DIRECTIONS:
For each line of the data below that holds "Pereira", copy the line.

## start LISTED RECORDS

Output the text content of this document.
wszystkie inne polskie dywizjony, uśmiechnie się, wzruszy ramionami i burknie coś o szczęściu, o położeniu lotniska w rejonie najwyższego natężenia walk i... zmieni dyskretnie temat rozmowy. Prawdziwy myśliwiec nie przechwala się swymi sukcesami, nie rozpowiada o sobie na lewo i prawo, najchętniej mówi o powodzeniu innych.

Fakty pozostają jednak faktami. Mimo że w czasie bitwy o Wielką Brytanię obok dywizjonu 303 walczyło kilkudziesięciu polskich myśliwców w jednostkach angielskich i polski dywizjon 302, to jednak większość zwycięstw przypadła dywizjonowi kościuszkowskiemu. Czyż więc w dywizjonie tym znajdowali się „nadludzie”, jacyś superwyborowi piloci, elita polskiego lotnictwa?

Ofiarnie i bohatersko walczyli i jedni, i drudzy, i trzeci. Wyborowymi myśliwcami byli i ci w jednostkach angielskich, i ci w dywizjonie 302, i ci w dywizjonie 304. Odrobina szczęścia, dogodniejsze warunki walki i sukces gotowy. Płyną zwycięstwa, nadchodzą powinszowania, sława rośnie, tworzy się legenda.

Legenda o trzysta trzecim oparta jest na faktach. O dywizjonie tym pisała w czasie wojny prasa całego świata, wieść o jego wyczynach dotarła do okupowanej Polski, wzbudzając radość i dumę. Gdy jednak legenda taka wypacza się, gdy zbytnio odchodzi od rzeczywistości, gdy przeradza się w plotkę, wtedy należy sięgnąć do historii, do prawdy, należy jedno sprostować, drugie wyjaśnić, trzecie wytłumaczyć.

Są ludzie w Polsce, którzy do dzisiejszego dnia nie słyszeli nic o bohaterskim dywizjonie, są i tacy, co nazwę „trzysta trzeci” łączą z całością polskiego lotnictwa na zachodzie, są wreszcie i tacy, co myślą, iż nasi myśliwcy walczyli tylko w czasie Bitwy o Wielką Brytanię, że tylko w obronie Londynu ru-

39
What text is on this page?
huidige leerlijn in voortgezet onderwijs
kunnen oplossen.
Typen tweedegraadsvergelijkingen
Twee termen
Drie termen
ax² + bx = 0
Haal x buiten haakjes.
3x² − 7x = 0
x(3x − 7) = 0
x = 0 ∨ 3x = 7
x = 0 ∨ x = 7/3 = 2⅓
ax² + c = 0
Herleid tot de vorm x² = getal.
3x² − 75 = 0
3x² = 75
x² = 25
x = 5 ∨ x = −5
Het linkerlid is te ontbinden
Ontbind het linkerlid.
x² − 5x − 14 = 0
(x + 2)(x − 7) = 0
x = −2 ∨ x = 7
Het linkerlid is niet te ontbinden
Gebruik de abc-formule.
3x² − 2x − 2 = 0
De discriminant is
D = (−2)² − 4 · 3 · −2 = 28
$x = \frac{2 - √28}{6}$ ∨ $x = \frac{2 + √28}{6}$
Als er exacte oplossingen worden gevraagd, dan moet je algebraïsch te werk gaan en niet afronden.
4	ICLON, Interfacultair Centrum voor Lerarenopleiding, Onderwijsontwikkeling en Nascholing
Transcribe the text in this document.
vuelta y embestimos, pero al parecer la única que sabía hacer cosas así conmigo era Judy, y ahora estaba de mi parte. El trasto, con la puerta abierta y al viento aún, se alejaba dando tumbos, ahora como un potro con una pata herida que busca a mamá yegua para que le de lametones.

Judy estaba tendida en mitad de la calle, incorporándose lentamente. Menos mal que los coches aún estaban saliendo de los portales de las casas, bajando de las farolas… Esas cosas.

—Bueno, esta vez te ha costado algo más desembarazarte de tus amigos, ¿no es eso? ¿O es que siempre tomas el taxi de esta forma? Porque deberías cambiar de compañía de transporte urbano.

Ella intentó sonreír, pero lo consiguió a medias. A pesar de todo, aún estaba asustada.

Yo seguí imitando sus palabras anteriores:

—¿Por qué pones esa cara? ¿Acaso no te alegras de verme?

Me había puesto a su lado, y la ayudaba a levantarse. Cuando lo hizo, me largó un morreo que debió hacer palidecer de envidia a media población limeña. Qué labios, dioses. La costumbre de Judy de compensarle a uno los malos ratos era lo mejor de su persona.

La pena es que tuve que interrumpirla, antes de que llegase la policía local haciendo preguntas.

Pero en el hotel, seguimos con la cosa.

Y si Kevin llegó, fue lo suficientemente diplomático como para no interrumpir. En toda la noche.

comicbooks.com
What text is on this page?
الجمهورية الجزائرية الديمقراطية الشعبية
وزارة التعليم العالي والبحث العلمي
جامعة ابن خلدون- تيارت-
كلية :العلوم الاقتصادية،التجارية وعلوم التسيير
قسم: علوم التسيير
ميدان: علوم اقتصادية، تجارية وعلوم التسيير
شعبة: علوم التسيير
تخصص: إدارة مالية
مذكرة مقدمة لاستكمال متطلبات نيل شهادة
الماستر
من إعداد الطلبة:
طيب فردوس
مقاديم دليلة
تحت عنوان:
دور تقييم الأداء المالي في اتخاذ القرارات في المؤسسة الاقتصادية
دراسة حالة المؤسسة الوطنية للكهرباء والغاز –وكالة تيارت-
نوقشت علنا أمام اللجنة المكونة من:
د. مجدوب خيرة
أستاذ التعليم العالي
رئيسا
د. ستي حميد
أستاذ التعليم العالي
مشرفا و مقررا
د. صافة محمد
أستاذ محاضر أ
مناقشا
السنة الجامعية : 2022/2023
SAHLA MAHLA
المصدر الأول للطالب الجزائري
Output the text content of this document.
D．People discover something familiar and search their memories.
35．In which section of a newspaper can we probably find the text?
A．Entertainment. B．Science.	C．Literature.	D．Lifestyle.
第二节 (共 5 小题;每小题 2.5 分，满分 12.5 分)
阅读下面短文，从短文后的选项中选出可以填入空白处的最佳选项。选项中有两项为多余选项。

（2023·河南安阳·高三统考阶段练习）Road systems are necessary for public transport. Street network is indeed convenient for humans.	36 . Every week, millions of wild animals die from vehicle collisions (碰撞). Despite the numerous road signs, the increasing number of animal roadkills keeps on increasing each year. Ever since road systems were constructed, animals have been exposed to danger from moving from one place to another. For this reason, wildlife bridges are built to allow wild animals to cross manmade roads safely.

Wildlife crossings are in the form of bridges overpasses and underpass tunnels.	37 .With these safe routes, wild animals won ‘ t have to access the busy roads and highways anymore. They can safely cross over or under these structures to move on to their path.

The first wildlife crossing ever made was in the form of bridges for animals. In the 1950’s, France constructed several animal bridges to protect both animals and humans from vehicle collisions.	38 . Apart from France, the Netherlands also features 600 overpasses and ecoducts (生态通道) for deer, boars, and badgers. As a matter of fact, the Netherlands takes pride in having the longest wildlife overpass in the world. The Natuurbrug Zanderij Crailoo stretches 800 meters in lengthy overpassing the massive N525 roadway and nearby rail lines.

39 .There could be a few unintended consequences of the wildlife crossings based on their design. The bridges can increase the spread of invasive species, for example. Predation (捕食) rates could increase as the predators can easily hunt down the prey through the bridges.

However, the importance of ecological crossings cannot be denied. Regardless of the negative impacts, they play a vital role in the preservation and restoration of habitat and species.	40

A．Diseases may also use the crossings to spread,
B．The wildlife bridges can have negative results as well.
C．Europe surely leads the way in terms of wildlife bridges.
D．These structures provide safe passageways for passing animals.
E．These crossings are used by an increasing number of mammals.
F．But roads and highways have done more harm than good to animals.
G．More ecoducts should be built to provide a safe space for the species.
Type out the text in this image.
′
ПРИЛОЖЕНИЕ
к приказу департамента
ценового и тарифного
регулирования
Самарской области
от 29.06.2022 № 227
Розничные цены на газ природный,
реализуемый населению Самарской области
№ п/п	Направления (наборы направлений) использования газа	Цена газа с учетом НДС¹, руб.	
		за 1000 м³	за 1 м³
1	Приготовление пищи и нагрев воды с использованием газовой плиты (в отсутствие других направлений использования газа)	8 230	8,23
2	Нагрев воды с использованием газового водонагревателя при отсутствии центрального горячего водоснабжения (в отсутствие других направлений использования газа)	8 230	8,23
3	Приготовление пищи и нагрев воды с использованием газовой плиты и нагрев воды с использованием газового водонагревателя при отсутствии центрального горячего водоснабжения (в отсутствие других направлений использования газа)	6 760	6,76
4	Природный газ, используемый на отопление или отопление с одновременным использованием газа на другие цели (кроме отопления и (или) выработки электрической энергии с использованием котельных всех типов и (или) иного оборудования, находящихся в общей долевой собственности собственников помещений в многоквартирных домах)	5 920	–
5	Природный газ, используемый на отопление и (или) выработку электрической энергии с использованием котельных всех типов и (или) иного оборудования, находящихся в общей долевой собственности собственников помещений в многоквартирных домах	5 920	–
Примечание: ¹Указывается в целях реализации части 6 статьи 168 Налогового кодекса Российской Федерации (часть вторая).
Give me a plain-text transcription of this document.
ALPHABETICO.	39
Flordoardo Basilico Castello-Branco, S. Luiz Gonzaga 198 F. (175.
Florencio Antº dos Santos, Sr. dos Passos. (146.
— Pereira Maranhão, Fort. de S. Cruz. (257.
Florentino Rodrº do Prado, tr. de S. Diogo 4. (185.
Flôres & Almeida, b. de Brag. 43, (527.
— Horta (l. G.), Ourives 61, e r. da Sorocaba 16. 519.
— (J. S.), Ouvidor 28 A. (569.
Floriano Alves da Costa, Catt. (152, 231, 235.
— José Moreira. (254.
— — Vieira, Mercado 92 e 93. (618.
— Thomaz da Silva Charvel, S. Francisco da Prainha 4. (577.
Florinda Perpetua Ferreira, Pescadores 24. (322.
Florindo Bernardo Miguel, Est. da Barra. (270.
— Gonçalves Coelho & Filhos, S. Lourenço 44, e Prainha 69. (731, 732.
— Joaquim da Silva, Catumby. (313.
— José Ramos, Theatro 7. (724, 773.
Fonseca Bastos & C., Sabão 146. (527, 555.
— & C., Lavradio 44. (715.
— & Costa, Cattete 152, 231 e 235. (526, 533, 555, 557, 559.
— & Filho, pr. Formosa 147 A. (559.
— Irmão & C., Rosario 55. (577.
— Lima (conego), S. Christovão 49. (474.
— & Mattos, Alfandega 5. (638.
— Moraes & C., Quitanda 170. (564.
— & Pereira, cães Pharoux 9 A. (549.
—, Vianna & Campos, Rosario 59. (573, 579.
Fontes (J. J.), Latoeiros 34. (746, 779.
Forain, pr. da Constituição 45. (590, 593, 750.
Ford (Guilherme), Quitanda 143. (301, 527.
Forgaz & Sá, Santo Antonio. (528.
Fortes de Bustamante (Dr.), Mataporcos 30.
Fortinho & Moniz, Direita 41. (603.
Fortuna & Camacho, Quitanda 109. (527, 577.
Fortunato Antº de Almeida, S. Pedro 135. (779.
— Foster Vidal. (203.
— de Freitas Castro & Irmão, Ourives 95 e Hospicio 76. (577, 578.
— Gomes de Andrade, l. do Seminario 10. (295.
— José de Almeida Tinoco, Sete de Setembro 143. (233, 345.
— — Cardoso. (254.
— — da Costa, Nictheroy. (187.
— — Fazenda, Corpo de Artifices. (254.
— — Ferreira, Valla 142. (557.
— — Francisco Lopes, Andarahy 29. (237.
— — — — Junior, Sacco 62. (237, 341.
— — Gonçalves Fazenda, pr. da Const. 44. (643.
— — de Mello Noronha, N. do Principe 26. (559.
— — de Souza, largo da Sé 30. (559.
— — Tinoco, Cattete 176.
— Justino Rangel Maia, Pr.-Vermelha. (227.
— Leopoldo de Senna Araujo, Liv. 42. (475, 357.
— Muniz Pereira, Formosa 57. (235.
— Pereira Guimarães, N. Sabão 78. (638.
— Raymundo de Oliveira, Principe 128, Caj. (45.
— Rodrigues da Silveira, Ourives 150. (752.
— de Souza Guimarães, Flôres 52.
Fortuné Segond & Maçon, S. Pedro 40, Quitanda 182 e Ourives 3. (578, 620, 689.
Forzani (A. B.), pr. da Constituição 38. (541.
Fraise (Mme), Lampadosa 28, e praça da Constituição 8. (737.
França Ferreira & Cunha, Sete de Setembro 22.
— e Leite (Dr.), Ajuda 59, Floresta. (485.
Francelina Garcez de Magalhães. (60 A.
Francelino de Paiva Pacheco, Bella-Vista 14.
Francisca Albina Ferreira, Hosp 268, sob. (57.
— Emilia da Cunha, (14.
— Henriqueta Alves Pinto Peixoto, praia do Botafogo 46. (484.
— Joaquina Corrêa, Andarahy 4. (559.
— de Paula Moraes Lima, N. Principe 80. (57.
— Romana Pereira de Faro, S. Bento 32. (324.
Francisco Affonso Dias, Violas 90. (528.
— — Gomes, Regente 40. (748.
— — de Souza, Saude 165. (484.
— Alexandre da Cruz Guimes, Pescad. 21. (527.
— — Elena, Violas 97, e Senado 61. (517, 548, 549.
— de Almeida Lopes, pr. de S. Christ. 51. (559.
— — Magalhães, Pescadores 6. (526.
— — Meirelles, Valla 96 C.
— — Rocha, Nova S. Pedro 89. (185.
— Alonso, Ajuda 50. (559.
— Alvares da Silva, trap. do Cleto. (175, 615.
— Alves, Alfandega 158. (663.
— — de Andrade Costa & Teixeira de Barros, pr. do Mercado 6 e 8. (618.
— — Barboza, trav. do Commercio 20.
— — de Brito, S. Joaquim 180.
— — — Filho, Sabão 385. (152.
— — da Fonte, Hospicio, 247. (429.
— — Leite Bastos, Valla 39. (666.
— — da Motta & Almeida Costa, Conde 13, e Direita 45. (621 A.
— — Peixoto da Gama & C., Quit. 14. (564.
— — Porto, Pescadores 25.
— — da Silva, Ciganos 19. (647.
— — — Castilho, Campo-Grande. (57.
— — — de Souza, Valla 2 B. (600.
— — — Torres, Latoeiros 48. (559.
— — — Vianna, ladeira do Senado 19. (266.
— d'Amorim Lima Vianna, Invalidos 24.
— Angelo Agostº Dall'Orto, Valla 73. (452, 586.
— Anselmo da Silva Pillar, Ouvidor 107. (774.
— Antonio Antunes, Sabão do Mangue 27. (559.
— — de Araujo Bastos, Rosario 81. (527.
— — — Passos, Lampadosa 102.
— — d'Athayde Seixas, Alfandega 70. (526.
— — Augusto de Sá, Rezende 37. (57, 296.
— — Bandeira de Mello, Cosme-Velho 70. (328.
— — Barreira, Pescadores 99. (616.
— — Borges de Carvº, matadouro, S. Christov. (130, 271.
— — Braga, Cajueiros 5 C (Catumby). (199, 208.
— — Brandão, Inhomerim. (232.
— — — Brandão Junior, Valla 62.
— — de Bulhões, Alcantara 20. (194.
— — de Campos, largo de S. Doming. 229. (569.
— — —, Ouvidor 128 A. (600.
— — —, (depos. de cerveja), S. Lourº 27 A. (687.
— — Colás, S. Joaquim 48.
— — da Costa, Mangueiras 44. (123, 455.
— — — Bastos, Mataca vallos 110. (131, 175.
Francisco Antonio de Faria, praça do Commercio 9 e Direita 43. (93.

## end LISTED RECORDS

RESULT OF THE TASK:
— Pereira Maranhão, Fort. de S. Cruz. (257.
— & Pereira, cães Pharoux 9 A. (549.
— Muniz Pereira, Formosa 57. (235.
— Pereira Guimarães, N. Sabão 78. (638.
— Romana Pereira de Faro, S. Bento 32. (324.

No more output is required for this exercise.